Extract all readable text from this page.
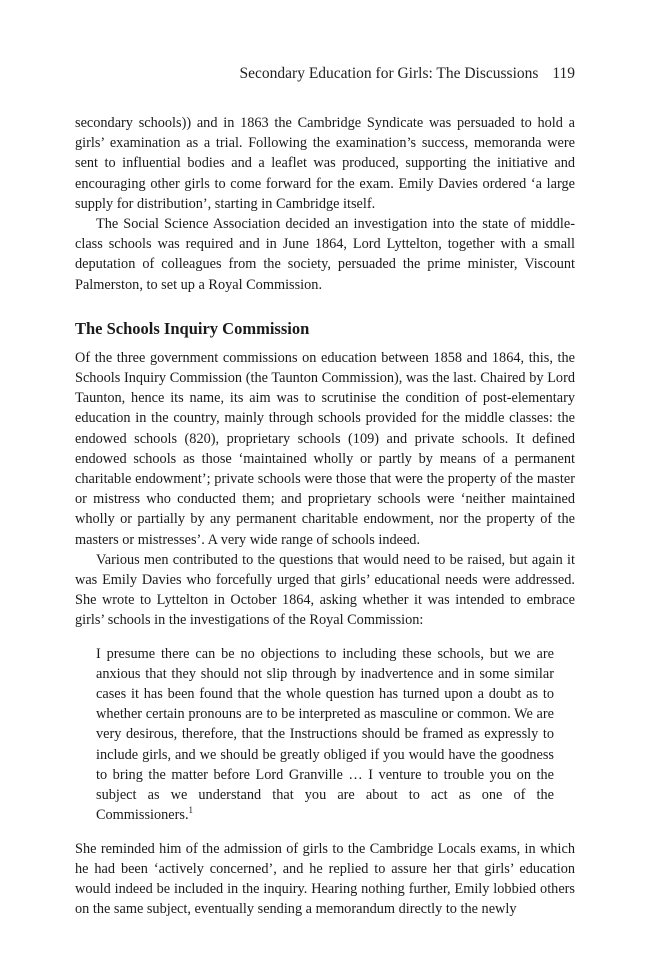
Secondary Education for Girls: The Discussions 119

secondary schools)) and in 1863 the Cambridge Syndicate was persuaded to hold a girls’ examination as a trial. Following the examination’s success, memoranda were sent to influential bodies and a leaflet was produced, supporting the initiative and encouraging other girls to come forward for the exam. Emily Davies ordered ‘a large supply for distribution’, starting in Cambridge itself.

The Social Science Association decided an investigation into the state of middle-class schools was required and in June 1864, Lord Lyttelton, together with a small deputation of colleagues from the society, persuaded the prime minister, Viscount Palmerston, to set up a Royal Commission.

The Schools Inquiry Commission

Of the three government commissions on education between 1858 and 1864, this, the Schools Inquiry Commission (the Taunton Commission), was the last. Chaired by Lord Taunton, hence its name, its aim was to scrutinise the condition of post-elementary education in the country, mainly through schools provided for the middle classes: the endowed schools (820), proprietary schools (109) and private schools. It defined endowed schools as those ‘maintained wholly or partly by means of a permanent charitable endowment’; private schools were those that were the property of the master or mistress who conducted them; and proprietary schools were ‘neither maintained wholly or partially by any permanent charitable endowment, nor the property of the masters or mistresses’. A very wide range of schools indeed.

Various men contributed to the questions that would need to be raised, but again it was Emily Davies who forcefully urged that girls’ educational needs were addressed. She wrote to Lyttelton in October 1864, asking whether it was intended to embrace girls’ schools in the investigations of the Royal Commission:

I presume there can be no objections to including these schools, but we are anxious that they should not slip through by inadvertence and in some similar cases it has been found that the whole question has turned upon a doubt as to whether certain pronouns are to be interpreted as masculine or common. We are very desirous, therefore, that the Instructions should be framed as expressly to include girls, and we should be greatly obliged if you would have the goodness to bring the matter before Lord Granville … I venture to trouble you on the subject as we understand that you are about to act as one of the Commissioners.$^1$

She reminded him of the admission of girls to the Cambridge Locals exams, in which he had been ‘actively concerned’, and he replied to assure her that girls’ education would indeed be included in the inquiry. Hearing nothing further, Emily lobbied others on the same subject, eventually sending a memorandum directly to the newly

# # # #

**Direction**
Write the records out once more, exactly as they appear, with no pictures.

**Written answer**
Extract all readable text from this page.
Secondary Education for Girls: The Discussions 119

secondary schools)) and in 1863 the Cambridge Syndicate was persuaded to hold a girls’ examination as a trial. Following the examination’s success, memoranda were sent to influential bodies and a leaflet was produced, supporting the initiative and encouraging other girls to come forward for the exam. Emily Davies ordered ‘a large supply for distribution’, starting in Cambridge itself.

The Social Science Association decided an investigation into the state of middle-class schools was required and in June 1864, Lord Lyttelton, together with a small deputation of colleagues from the society, persuaded the prime minister, Viscount Palmerston, to set up a Royal Commission.

The Schools Inquiry Commission

Of the three government commissions on education between 1858 and 1864, this, the Schools Inquiry Commission (the Taunton Commission), was the last. Chaired by Lord Taunton, hence its name, its aim was to scrutinise the condition of post-elementary education in the country, mainly through schools provided for the middle classes: the endowed schools (820), proprietary schools (109) and private schools. It defined endowed schools as those ‘maintained wholly or partly by means of a permanent charitable endowment’; private schools were those that were the property of the master or mistress who conducted them; and proprietary schools were ‘neither maintained wholly or partially by any permanent charitable endowment, nor the property of the masters or mistresses’. A very wide range of schools indeed.

Various men contributed to the questions that would need to be raised, but again it was Emily Davies who forcefully urged that girls’ educational needs were addressed. She wrote to Lyttelton in October 1864, asking whether it was intended to embrace girls’ schools in the investigations of the Royal Commission:

I presume there can be no objections to including these schools, but we are anxious that they should not slip through by inadvertence and in some similar cases it has been found that the whole question has turned upon a doubt as to whether certain pronouns are to be interpreted as masculine or common. We are very desirous, therefore, that the Instructions should be framed as expressly to include girls, and we should be greatly obliged if you would have the goodness to bring the matter before Lord Granville … I venture to trouble you on the subject as we understand that you are about to act as one of the Commissioners.$^1$

She reminded him of the admission of girls to the Cambridge Locals exams, in which he had been ‘actively concerned’, and he replied to assure her that girls’ education would indeed be included in the inquiry. Hearing nothing further, Emily lobbied others on the same subject, eventually sending a memorandum directly to the newly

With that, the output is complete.